(Stored records)
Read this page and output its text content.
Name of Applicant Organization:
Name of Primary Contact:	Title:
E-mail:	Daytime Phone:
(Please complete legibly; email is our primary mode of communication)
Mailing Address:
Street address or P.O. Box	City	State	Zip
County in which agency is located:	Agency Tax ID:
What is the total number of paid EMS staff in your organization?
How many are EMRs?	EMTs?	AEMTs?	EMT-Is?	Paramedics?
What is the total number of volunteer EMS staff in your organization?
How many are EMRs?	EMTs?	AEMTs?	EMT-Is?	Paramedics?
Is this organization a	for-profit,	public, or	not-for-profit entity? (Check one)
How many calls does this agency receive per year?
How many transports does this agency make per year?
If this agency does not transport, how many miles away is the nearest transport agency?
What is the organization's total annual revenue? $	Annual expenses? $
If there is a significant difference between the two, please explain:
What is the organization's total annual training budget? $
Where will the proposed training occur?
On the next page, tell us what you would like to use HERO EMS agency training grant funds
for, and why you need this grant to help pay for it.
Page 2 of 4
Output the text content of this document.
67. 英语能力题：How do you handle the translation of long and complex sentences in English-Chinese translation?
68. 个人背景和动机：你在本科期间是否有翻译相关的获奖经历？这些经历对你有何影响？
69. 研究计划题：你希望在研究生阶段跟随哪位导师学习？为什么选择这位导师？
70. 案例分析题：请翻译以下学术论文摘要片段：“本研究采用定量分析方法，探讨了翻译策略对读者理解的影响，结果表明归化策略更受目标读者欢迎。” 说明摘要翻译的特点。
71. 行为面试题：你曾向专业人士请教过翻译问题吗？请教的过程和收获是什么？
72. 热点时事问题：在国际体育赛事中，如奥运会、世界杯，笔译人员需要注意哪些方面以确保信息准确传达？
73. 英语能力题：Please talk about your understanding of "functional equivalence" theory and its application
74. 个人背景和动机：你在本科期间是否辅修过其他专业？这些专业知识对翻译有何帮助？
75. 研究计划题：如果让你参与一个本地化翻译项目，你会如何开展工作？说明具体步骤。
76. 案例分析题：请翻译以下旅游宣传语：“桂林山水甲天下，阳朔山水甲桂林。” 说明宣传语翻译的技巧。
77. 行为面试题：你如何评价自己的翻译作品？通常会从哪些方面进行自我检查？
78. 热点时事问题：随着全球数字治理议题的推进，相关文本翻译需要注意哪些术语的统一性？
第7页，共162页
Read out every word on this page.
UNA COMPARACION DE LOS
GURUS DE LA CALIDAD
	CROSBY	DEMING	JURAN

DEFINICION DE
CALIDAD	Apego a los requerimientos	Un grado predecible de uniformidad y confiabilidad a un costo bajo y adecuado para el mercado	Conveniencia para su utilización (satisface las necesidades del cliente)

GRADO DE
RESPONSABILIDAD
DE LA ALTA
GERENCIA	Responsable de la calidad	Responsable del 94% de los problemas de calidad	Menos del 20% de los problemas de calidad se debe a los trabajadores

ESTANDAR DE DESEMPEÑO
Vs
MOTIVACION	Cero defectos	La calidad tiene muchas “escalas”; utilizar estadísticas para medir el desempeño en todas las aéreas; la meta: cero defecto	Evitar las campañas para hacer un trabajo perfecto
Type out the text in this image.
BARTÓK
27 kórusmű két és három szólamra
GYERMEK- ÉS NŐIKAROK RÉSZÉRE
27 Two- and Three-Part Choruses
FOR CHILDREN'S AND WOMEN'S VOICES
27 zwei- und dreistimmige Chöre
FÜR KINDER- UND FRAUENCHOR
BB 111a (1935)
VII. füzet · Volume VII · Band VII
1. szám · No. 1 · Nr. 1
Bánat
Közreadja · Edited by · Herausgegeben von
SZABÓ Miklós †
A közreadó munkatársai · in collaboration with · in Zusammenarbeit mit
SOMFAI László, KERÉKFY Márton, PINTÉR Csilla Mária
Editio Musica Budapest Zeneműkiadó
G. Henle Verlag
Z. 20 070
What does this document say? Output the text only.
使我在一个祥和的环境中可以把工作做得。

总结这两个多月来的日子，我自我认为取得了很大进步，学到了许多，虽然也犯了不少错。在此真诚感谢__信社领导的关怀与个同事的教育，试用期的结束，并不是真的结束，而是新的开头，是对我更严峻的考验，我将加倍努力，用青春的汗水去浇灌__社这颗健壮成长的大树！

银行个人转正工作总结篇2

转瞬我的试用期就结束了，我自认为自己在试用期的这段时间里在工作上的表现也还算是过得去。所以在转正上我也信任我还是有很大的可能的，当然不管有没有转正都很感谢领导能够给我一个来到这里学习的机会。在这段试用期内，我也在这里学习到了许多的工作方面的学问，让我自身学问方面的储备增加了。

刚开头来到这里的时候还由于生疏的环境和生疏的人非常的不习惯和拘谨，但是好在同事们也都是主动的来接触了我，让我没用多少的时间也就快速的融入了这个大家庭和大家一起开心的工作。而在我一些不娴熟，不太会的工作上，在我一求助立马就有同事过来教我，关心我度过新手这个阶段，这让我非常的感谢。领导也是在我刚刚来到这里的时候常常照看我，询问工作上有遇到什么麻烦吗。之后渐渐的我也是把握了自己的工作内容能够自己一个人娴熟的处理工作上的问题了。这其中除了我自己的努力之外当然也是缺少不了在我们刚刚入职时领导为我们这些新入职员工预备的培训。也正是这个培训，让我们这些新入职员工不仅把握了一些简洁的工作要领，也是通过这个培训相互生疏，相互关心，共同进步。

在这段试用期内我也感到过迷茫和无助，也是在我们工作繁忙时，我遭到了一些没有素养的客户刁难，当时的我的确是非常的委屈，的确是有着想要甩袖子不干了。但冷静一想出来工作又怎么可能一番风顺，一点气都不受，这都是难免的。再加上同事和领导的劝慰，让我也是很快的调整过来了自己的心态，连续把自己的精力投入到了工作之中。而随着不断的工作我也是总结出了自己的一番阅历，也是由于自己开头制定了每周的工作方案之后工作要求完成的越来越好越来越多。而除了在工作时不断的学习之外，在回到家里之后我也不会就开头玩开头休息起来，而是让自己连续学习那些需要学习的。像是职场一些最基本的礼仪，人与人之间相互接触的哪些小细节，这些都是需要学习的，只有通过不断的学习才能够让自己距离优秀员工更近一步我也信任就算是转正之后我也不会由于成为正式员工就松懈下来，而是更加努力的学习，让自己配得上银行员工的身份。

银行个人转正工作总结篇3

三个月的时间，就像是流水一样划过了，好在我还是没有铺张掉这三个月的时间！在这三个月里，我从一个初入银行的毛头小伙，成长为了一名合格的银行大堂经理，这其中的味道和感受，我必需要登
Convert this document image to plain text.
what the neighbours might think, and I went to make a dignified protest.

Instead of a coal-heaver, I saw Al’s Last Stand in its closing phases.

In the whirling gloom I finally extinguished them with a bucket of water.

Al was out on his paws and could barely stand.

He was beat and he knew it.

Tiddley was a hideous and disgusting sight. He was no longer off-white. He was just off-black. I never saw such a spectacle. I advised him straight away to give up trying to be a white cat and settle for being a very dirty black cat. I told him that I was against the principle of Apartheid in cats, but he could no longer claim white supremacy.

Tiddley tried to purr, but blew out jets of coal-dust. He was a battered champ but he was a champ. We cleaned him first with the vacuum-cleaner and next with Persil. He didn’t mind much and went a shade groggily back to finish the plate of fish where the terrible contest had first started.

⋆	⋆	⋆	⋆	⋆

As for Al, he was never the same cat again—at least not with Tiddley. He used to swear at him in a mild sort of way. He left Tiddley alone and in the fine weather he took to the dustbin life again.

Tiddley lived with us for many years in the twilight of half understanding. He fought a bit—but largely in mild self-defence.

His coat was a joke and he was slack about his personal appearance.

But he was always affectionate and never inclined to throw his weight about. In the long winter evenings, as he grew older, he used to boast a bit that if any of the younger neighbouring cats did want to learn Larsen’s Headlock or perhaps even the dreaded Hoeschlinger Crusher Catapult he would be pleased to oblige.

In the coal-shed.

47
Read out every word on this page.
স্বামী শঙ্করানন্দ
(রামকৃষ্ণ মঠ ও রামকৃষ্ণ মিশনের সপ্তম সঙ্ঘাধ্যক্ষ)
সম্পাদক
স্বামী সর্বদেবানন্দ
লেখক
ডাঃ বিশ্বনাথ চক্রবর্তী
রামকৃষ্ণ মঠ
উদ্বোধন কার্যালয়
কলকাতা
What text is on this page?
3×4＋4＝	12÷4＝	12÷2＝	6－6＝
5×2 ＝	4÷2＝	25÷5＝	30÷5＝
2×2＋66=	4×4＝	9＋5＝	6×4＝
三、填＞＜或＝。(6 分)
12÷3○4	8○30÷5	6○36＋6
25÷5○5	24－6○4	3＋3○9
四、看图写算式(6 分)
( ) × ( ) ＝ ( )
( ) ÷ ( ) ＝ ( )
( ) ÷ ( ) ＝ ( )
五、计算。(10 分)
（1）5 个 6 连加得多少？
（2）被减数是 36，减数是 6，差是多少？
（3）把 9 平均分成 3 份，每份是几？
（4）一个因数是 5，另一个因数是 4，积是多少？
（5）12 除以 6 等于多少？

• **Written problem**
Read the lines above. Gather those in which the string "annual" is found.

• **Expected output**
What is the organization's total annual revenue? $	Annual expenses? $
What is the organization's total annual training budget? $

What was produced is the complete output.